**Data supplied:**

·····

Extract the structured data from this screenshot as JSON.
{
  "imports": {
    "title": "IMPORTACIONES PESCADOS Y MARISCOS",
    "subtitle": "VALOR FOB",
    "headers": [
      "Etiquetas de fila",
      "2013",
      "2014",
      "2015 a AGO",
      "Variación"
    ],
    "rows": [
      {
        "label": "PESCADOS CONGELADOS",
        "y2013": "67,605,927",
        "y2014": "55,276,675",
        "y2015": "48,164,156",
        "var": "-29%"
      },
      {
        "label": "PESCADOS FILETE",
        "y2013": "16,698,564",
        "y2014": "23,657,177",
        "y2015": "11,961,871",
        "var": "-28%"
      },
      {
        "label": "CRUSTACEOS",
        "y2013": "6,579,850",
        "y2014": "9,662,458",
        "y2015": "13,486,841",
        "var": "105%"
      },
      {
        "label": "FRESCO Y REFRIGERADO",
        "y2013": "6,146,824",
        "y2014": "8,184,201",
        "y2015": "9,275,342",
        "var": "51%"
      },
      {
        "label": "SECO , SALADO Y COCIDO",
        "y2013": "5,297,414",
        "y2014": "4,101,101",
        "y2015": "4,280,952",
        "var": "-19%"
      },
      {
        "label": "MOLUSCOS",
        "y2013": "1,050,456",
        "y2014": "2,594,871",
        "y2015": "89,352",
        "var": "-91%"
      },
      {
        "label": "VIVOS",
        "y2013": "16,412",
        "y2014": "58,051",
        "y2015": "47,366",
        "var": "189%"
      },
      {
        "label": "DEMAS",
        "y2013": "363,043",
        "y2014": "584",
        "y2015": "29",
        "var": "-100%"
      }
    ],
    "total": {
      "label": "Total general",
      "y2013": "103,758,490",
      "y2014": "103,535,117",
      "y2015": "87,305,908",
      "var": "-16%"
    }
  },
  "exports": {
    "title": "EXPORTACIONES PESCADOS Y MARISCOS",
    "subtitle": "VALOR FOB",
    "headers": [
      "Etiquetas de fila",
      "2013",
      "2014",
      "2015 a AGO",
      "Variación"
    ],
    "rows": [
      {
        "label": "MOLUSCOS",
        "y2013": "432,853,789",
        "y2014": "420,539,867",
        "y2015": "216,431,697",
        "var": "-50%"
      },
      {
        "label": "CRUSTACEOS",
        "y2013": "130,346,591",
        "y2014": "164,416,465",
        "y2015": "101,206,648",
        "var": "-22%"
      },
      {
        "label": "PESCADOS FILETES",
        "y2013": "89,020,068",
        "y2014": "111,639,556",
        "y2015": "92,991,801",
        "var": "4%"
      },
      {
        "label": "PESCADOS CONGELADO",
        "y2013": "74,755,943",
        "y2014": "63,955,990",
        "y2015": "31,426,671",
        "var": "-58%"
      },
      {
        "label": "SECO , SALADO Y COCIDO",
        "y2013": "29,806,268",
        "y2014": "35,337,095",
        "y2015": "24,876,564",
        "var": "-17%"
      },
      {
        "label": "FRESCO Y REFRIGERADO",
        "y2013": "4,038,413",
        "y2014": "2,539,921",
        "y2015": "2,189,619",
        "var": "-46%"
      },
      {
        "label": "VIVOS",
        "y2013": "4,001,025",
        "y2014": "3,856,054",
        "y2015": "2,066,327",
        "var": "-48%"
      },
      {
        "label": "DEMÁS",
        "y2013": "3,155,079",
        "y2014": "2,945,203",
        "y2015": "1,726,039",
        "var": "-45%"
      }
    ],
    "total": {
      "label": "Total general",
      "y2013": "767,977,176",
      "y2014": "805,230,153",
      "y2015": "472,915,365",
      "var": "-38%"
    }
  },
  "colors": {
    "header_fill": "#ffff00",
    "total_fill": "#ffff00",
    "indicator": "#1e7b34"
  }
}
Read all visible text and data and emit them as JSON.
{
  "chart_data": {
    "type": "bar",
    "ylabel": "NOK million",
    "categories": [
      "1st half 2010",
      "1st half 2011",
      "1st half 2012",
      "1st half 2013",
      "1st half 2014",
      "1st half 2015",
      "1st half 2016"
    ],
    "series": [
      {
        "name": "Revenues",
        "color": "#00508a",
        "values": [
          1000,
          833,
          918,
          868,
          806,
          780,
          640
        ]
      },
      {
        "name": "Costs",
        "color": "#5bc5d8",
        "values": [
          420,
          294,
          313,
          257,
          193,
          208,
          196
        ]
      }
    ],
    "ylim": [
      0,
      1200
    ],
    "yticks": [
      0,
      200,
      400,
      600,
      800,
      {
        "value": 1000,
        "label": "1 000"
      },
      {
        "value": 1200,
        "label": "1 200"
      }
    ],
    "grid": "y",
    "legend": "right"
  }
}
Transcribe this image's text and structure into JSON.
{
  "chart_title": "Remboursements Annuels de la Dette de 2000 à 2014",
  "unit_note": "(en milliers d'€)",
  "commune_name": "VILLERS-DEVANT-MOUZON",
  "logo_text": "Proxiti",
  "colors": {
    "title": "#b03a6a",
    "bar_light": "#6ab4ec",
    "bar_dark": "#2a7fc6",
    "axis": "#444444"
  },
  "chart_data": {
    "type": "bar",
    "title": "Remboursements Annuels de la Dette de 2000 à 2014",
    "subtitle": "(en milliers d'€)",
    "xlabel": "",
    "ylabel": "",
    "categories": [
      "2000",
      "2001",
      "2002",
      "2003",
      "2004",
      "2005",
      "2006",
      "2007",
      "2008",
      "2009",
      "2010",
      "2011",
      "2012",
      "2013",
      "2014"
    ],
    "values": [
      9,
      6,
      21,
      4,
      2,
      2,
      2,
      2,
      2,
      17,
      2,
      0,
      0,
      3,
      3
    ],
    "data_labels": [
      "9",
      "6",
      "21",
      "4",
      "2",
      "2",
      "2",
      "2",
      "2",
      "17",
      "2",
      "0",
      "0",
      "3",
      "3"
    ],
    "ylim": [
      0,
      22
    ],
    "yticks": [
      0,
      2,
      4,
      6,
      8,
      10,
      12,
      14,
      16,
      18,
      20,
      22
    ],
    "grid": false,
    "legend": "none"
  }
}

·····

**Exercise:** Copy whichever lines in the listing above contain the word "MARISCOS".

**Correct result:**
    "title": "IMPORTACIONES PESCADOS Y MARISCOS",
    "title": "EXPORTACIONES PESCADOS Y MARISCOS",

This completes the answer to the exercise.